• Stated task: Extract every line where the string "NroTotalInteractions" appears.

• Figure data in JSON:
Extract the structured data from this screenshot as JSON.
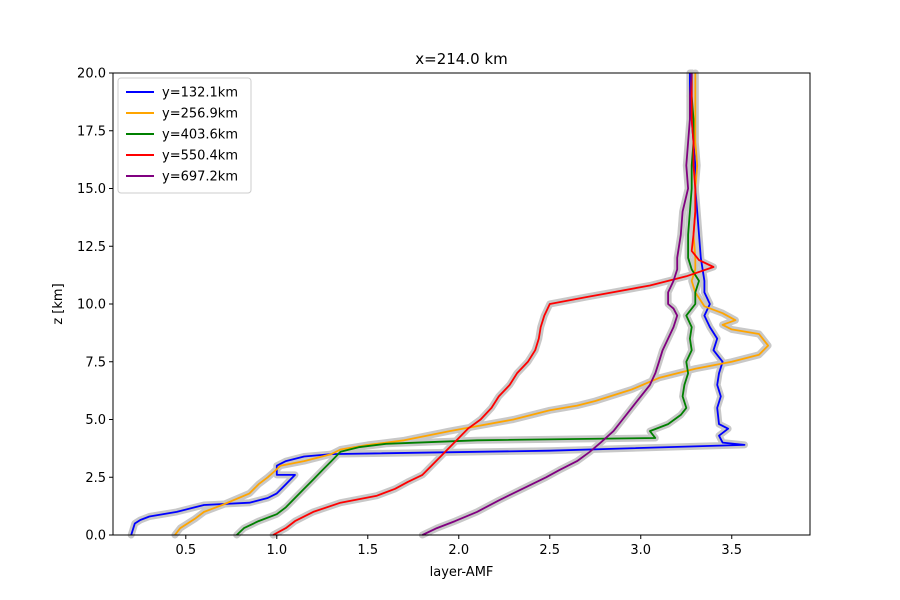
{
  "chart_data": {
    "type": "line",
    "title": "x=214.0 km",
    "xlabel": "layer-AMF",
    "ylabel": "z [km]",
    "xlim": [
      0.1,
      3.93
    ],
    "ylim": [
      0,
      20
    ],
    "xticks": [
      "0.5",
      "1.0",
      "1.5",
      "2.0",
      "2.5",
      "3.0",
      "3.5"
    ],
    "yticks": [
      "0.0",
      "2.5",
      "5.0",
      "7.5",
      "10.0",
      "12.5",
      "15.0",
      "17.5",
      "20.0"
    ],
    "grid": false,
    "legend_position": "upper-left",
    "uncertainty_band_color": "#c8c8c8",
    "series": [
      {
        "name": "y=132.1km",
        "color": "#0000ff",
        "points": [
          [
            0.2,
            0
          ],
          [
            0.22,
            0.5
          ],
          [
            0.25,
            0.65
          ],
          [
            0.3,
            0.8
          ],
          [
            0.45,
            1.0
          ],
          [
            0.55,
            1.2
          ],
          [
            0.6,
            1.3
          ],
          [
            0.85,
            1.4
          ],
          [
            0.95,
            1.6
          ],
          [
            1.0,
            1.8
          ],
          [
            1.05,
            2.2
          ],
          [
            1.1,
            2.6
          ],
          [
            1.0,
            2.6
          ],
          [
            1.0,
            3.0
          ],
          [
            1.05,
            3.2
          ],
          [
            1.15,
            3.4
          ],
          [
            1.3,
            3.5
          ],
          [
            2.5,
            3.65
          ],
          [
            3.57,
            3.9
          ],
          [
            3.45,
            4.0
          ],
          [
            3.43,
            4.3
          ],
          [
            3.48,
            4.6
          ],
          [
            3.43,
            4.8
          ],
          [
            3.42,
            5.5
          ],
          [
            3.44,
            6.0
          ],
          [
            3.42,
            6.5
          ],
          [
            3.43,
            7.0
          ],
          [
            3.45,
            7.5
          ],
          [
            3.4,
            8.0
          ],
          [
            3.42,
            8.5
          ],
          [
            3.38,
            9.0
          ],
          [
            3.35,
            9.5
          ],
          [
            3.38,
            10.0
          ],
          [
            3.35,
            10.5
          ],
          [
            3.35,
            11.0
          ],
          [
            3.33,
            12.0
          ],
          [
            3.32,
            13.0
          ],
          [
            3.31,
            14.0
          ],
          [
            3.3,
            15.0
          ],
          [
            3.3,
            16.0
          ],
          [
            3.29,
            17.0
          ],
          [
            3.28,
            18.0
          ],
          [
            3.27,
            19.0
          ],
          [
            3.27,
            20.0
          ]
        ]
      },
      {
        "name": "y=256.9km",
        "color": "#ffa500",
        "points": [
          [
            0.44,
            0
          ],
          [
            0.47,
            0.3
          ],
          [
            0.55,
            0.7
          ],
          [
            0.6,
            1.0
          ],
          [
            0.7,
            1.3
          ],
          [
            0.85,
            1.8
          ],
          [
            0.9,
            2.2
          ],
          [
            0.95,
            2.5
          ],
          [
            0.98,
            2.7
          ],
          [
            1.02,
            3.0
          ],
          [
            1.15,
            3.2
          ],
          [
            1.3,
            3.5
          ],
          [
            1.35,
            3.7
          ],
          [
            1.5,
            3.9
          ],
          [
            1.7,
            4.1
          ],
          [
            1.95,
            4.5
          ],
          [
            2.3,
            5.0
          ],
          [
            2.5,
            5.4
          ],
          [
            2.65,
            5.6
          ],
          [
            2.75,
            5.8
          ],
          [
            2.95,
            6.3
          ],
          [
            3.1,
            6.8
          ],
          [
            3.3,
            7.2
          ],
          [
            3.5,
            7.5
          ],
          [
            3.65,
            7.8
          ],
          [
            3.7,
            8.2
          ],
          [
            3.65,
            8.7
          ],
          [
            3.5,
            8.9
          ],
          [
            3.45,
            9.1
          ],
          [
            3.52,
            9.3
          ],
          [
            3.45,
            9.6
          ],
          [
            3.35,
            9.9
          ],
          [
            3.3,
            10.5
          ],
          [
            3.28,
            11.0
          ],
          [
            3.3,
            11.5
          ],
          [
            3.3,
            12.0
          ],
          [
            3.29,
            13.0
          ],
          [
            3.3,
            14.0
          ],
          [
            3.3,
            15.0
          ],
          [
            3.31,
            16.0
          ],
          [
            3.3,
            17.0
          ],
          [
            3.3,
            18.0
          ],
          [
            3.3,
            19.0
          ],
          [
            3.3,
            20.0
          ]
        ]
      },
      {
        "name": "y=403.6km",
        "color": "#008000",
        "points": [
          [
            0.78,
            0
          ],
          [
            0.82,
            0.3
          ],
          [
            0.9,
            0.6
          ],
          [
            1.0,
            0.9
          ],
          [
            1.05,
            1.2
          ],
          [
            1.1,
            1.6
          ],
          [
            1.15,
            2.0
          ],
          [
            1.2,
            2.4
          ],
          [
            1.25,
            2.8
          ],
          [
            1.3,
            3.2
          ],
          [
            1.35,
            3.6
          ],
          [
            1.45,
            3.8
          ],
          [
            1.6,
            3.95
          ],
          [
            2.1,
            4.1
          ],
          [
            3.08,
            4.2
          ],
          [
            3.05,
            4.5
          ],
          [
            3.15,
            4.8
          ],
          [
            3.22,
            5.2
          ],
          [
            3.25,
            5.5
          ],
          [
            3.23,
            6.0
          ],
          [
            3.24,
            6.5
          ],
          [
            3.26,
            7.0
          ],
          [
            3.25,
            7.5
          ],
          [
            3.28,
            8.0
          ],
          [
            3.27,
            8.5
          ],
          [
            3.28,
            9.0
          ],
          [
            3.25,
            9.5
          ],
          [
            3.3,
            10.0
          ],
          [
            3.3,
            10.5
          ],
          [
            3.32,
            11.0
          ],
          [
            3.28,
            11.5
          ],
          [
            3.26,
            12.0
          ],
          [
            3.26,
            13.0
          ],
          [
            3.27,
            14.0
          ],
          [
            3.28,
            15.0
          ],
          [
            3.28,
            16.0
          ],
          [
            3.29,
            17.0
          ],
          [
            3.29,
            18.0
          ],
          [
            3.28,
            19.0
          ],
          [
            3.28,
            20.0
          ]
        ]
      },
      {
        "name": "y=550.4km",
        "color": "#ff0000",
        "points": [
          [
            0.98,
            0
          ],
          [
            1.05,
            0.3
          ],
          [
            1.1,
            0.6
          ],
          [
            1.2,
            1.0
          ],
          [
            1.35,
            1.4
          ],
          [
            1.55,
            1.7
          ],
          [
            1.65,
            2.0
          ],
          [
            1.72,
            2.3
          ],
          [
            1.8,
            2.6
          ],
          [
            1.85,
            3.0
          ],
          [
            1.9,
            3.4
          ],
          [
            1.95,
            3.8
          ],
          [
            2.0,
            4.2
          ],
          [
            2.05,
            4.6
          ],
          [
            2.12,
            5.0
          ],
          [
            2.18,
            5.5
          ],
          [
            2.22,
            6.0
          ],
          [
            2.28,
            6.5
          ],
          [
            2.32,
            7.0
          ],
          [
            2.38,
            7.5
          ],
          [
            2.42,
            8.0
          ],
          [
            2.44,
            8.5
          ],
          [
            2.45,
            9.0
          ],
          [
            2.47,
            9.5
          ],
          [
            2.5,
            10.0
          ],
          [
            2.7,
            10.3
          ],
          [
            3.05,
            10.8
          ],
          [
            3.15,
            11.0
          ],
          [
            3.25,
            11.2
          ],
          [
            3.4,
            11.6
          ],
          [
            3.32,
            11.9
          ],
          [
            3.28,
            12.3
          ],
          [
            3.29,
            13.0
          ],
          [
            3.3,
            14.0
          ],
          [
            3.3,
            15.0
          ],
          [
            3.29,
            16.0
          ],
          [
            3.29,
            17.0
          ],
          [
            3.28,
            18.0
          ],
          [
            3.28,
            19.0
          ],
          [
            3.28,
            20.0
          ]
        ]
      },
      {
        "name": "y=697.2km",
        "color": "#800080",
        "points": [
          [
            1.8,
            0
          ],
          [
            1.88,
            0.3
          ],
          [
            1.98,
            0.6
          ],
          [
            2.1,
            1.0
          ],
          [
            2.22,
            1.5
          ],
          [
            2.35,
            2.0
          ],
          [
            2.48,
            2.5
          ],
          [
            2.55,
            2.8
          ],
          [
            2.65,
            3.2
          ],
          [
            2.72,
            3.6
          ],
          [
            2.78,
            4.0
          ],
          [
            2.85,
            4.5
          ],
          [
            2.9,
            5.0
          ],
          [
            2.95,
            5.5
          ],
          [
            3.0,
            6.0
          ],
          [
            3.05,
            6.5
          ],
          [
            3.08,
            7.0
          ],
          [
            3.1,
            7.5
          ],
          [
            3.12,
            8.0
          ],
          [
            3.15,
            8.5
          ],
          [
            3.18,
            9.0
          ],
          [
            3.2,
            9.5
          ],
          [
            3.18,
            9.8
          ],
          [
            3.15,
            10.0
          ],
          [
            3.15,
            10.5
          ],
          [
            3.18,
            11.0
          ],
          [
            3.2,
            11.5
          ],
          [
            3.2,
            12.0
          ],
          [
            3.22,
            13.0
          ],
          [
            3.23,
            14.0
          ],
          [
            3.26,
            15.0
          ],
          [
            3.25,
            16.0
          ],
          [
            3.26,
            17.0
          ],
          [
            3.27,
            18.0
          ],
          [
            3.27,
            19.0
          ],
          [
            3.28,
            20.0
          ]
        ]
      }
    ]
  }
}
--
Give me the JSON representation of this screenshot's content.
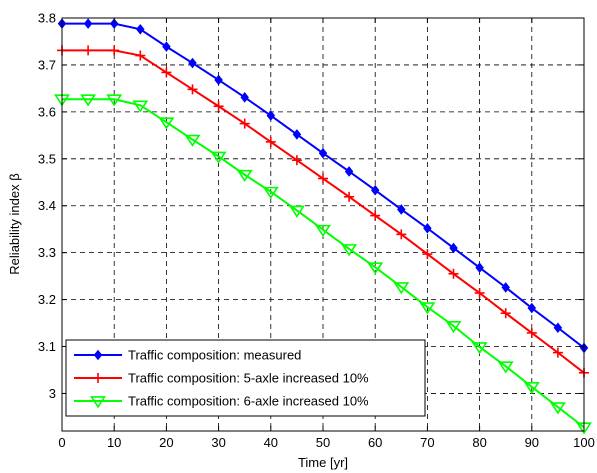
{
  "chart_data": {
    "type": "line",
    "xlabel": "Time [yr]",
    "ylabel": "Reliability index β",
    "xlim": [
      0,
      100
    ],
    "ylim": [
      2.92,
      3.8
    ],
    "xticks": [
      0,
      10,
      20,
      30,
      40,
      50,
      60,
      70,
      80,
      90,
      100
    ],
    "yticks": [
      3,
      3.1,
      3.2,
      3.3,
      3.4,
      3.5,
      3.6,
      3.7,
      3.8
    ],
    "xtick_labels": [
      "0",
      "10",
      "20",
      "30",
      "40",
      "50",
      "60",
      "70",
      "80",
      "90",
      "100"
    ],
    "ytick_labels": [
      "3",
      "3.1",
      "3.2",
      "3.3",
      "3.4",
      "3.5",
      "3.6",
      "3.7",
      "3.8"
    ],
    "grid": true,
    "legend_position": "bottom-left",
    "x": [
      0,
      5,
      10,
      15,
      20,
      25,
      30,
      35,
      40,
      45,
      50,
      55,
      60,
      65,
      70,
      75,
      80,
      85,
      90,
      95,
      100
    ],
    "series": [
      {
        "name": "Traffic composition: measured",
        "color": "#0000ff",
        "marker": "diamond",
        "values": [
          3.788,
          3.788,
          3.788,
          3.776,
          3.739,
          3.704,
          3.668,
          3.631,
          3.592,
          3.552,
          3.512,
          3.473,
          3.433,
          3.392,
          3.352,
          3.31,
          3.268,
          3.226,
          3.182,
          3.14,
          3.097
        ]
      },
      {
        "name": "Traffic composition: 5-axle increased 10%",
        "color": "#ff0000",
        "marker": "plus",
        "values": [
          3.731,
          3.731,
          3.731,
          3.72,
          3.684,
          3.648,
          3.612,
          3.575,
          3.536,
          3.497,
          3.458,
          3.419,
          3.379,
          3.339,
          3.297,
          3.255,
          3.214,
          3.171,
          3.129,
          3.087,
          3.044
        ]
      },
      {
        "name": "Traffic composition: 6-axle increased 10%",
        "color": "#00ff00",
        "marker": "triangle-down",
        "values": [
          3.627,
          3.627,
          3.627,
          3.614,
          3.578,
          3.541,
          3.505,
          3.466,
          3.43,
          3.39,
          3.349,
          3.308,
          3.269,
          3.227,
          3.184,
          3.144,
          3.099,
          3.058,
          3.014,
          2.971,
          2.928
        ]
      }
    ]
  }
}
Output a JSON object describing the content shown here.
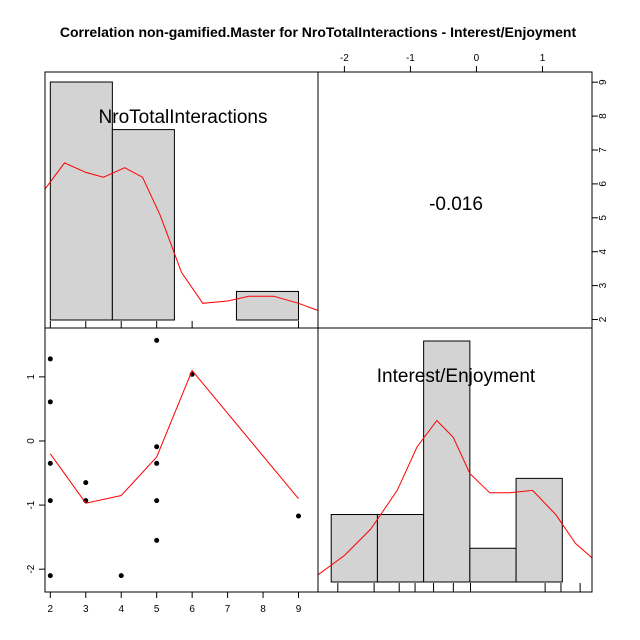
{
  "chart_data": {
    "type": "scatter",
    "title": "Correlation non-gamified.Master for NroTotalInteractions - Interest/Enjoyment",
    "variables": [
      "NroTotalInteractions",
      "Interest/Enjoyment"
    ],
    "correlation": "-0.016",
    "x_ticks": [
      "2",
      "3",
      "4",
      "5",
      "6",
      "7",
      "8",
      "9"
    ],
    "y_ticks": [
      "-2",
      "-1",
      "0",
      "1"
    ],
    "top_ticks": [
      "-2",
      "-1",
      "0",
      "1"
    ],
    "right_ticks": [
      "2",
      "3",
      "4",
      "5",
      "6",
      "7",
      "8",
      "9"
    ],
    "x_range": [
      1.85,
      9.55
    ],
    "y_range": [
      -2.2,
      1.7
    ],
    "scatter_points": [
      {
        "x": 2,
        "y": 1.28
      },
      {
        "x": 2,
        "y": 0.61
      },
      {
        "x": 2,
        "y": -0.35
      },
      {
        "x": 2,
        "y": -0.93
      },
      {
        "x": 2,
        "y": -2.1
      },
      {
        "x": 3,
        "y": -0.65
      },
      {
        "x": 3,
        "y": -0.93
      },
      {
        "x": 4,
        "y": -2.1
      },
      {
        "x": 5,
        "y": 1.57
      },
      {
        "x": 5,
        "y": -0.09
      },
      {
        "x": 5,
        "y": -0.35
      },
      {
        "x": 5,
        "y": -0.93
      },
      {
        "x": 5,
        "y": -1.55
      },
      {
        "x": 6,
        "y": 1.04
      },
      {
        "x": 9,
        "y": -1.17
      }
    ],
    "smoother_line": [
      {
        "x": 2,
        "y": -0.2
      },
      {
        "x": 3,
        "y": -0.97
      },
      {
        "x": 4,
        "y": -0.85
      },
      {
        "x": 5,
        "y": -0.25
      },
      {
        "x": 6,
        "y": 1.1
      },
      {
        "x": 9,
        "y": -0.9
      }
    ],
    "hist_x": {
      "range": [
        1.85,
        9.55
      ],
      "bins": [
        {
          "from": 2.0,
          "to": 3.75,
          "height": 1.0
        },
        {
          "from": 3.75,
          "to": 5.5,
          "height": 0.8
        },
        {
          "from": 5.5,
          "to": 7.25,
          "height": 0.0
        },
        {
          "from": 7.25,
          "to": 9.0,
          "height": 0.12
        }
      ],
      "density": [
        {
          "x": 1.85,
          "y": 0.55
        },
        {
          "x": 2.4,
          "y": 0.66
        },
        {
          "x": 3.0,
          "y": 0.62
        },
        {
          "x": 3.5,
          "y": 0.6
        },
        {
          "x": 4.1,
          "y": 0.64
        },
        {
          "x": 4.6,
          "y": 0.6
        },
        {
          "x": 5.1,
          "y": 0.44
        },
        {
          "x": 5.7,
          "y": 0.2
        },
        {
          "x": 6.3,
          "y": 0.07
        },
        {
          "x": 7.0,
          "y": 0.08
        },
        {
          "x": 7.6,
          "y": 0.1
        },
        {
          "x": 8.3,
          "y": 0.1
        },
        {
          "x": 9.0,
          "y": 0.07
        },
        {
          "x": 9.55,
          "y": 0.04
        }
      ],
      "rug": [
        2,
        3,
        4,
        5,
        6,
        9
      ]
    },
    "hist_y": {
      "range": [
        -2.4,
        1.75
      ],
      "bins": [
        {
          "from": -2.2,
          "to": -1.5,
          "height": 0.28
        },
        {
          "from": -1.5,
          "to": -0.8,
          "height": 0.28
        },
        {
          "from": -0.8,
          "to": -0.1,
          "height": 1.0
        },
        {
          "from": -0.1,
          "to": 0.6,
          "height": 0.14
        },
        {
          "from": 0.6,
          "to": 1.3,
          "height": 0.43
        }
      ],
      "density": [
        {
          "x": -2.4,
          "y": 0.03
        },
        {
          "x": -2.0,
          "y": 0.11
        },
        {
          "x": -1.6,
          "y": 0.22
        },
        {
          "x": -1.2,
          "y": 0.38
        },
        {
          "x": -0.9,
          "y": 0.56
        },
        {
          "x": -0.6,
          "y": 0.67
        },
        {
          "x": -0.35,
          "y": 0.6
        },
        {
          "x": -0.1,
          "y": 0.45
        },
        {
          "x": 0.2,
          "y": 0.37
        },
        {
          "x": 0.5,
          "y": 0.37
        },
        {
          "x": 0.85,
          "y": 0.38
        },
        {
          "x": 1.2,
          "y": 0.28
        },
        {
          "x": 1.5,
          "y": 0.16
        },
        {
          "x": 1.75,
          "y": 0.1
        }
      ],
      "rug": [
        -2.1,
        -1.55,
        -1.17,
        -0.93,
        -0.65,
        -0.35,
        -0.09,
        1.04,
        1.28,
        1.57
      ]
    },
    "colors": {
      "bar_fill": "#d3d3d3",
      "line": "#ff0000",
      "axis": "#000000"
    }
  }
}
==
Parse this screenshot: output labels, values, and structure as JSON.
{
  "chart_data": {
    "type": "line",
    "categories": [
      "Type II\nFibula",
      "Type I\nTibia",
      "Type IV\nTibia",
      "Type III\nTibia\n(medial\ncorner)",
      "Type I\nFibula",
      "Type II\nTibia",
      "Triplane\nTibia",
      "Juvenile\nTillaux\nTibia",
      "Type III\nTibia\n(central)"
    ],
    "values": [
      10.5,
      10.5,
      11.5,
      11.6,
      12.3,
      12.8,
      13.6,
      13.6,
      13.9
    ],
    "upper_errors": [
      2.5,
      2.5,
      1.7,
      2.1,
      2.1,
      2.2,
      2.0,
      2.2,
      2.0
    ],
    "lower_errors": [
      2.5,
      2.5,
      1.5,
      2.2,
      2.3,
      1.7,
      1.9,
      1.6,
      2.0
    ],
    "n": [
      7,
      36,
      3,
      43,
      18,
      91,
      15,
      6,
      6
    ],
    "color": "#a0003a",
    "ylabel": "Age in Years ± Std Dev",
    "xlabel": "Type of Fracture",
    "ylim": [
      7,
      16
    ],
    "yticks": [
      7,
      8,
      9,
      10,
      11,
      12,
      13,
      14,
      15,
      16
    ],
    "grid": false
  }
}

• Task response:
    "title": "Correlation non-gamified.Master for NroTotalInteractions - Interest/Enjoyment",
      "NroTotalInteractions",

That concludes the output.